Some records
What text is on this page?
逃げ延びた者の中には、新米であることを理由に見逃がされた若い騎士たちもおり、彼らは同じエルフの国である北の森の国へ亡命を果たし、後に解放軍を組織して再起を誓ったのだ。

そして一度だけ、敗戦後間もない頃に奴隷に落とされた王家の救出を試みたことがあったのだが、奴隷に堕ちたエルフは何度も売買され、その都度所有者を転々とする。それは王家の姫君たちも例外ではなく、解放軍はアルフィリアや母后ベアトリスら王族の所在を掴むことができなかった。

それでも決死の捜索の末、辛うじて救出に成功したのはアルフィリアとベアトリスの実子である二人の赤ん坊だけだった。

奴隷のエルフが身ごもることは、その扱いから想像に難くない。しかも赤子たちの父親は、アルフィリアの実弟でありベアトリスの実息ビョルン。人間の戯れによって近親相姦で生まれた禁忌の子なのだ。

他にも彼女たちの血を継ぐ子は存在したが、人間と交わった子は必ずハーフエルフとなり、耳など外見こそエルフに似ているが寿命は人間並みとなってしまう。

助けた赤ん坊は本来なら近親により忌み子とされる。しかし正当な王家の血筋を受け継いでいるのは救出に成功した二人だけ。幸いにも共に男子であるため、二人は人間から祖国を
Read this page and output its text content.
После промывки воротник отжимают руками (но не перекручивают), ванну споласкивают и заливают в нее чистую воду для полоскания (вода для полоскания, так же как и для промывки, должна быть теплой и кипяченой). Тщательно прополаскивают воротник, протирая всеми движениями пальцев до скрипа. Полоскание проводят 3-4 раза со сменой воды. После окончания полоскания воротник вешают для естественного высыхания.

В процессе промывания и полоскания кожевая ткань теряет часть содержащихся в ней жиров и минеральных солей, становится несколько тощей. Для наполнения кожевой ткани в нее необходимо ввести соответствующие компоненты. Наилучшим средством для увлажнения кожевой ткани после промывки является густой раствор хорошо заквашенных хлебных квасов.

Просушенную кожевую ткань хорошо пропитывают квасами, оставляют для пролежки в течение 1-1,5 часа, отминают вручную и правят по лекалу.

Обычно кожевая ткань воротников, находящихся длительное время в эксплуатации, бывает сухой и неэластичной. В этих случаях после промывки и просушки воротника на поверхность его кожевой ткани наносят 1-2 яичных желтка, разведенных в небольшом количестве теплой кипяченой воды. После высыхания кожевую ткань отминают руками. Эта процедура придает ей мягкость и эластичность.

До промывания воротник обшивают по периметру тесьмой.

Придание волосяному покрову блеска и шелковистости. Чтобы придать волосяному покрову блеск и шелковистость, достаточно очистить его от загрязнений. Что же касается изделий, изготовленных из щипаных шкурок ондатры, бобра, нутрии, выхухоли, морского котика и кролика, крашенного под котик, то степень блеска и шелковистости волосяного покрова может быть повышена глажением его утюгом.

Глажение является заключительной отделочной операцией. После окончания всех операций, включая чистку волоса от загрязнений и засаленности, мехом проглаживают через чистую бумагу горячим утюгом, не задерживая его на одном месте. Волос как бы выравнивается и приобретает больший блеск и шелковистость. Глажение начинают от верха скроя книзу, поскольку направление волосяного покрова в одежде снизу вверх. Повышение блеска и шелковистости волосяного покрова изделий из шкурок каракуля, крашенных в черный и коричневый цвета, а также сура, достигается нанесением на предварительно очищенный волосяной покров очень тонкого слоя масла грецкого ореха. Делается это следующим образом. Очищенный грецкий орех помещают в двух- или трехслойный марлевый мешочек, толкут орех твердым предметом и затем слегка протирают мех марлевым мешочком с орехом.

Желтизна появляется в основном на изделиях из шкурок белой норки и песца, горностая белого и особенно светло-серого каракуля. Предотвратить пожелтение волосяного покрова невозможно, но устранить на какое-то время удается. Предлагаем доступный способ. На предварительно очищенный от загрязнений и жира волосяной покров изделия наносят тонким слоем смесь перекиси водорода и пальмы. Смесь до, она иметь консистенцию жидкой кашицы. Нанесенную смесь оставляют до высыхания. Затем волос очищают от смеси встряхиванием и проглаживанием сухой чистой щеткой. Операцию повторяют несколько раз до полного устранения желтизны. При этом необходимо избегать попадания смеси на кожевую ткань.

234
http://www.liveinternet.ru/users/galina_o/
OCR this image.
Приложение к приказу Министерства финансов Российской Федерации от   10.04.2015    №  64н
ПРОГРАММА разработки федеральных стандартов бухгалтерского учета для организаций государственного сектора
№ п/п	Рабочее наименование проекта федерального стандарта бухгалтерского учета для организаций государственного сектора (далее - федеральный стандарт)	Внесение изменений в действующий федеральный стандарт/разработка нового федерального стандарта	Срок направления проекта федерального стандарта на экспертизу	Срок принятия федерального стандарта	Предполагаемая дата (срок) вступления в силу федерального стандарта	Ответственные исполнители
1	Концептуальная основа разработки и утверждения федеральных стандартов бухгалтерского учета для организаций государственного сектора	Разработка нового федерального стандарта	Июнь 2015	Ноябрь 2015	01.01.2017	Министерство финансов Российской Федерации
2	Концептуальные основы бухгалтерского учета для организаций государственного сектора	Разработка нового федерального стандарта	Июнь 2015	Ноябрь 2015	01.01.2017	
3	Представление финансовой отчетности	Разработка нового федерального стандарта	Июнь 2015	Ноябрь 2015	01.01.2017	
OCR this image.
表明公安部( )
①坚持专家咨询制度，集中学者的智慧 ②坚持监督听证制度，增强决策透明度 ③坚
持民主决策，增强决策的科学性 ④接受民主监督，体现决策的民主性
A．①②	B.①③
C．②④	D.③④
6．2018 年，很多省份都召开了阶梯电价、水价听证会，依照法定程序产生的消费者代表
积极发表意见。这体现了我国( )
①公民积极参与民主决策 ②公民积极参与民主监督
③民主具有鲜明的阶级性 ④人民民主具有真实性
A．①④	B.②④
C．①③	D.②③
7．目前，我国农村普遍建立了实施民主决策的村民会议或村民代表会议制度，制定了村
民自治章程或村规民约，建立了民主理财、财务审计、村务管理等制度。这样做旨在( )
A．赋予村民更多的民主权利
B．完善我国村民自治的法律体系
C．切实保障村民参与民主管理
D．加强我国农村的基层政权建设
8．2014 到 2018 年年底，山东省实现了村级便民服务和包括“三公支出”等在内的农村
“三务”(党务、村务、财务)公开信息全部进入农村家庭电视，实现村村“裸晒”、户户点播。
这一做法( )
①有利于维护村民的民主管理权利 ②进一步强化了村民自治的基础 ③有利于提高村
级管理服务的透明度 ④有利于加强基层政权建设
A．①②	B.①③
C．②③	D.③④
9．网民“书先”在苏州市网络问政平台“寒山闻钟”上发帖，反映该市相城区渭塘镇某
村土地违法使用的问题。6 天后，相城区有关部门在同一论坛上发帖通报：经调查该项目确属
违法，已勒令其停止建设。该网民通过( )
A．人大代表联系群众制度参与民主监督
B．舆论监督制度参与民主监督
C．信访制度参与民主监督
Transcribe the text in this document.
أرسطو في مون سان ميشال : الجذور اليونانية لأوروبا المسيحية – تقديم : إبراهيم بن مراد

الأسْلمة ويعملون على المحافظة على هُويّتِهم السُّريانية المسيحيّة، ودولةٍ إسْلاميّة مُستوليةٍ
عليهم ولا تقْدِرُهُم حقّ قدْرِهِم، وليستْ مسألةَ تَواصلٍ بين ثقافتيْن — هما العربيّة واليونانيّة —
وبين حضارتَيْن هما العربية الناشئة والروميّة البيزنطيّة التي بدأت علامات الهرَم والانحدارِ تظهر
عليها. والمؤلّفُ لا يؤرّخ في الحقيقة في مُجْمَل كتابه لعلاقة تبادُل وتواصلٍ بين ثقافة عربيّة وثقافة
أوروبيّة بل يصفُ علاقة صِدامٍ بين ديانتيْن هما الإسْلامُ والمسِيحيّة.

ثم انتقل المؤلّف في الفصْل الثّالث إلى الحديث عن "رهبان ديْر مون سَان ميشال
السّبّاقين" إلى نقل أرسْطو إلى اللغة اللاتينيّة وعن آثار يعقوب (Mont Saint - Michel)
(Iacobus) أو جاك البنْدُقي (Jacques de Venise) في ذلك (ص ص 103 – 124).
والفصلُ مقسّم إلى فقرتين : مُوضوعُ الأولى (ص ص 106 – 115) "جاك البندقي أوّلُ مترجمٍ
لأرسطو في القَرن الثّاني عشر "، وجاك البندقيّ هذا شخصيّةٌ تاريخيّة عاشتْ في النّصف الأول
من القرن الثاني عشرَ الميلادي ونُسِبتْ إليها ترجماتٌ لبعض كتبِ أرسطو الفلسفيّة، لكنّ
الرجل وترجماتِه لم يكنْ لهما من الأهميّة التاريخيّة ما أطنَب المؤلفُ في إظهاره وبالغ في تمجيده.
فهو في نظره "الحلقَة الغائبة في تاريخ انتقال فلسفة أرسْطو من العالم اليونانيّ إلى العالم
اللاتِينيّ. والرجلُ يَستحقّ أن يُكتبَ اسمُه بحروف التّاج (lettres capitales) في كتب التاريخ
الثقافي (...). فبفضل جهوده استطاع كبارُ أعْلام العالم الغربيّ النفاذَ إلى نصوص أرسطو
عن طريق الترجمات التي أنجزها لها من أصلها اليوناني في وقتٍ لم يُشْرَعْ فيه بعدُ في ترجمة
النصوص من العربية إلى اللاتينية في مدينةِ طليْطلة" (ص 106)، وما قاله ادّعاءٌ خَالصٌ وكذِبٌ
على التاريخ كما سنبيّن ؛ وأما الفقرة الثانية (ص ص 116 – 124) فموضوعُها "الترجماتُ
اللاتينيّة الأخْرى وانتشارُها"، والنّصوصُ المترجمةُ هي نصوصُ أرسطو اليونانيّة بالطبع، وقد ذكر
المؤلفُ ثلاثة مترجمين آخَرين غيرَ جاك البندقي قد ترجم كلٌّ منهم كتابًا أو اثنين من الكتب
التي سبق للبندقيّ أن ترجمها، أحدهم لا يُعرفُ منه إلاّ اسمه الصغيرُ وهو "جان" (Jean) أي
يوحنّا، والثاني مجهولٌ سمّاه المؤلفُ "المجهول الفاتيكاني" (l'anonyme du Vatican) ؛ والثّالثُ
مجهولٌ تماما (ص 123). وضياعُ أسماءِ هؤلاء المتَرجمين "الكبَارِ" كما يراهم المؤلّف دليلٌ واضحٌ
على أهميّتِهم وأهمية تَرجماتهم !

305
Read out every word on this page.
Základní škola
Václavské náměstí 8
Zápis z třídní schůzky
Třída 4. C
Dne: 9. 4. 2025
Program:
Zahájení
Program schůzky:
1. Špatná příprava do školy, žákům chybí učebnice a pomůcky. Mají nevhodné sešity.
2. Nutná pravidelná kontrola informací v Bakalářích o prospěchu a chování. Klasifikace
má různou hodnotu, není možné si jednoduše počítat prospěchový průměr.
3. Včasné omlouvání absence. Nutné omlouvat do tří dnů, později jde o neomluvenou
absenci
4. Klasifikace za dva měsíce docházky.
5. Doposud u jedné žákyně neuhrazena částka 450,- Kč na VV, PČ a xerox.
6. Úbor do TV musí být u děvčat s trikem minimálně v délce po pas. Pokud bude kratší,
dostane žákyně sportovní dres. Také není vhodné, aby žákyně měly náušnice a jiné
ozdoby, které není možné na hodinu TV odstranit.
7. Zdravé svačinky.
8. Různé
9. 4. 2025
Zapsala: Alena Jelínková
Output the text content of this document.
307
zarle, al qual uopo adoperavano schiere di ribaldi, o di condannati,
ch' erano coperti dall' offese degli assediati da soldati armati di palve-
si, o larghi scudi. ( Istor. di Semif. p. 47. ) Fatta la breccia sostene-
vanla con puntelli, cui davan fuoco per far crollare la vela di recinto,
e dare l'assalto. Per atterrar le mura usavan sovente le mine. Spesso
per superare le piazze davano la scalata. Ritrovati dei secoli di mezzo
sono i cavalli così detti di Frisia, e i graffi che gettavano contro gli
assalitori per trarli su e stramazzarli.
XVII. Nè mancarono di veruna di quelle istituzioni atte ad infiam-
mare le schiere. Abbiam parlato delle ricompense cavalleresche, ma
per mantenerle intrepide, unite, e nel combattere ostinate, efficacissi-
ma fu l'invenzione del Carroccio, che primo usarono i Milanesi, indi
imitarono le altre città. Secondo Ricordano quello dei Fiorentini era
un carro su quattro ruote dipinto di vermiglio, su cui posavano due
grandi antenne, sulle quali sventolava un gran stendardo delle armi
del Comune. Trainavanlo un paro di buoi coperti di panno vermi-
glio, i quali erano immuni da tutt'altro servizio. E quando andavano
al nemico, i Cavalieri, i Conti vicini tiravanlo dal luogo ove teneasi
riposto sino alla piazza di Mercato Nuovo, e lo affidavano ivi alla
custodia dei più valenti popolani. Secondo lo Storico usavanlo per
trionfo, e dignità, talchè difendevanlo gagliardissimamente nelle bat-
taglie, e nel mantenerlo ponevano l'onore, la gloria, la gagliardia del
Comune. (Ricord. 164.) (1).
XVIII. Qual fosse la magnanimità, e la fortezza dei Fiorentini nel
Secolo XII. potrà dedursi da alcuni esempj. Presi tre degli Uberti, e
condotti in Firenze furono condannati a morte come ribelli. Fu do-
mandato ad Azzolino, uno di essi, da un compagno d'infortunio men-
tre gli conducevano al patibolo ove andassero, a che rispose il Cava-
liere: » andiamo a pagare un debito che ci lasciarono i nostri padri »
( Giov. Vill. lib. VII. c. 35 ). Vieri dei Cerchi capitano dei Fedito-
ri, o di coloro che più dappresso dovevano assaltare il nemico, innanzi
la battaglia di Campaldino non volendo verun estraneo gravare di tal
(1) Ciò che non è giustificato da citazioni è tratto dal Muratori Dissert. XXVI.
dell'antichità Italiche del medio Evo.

** What is being asked **
For each line in the data above that contains the string "Read", extract the line.

** Problem solution **
Read this page and output its text content.
Read out every word on this page.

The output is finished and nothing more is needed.